▸ **TASK PROMPT**: Write out every record in full, exactly as written, please.

▸ **SUPPLIED MATERIAL**:
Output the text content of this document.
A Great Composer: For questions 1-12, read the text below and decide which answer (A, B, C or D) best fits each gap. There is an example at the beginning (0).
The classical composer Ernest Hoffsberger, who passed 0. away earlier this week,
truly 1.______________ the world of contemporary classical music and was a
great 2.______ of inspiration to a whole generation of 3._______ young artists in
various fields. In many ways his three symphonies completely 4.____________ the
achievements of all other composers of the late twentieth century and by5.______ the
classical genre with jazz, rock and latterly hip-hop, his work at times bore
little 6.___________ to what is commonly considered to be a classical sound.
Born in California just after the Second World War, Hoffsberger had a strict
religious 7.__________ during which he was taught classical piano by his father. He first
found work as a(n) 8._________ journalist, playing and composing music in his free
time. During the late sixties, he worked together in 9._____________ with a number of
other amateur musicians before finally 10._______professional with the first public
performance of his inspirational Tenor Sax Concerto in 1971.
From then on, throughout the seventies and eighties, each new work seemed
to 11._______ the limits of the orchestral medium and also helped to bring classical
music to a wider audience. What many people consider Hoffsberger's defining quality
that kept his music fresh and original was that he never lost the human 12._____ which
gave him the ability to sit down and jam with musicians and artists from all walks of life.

▸ **SOLUTION FOR THIS TASK**:
Output the text content of this document.
A Great Composer: For questions 1-12, read the text below and decide which answer (A, B, C or D) best fits each gap. There is an example at the beginning (0).
The classical composer Ernest Hoffsberger, who passed 0. away earlier this week,
truly 1.______________ the world of contemporary classical music and was a
great 2.______ of inspiration to a whole generation of 3._______ young artists in
various fields. In many ways his three symphonies completely 4.____________ the
achievements of all other composers of the late twentieth century and by5.______ the
classical genre with jazz, rock and latterly hip-hop, his work at times bore
little 6.___________ to what is commonly considered to be a classical sound.
Born in California just after the Second World War, Hoffsberger had a strict
religious 7.__________ during which he was taught classical piano by his father. He first
found work as a(n) 8._________ journalist, playing and composing music in his free
time. During the late sixties, he worked together in 9._____________ with a number of
other amateur musicians before finally 10._______professional with the first public
performance of his inspirational Tenor Sax Concerto in 1971.
From then on, throughout the seventies and eighties, each new work seemed
to 11._______ the limits of the orchestral medium and also helped to bring classical
music to a wider audience. What many people consider Hoffsberger's defining quality
that kept his music fresh and original was that he never lost the human 12._____ which
gave him the ability to sit down and jam with musicians and artists from all walks of life.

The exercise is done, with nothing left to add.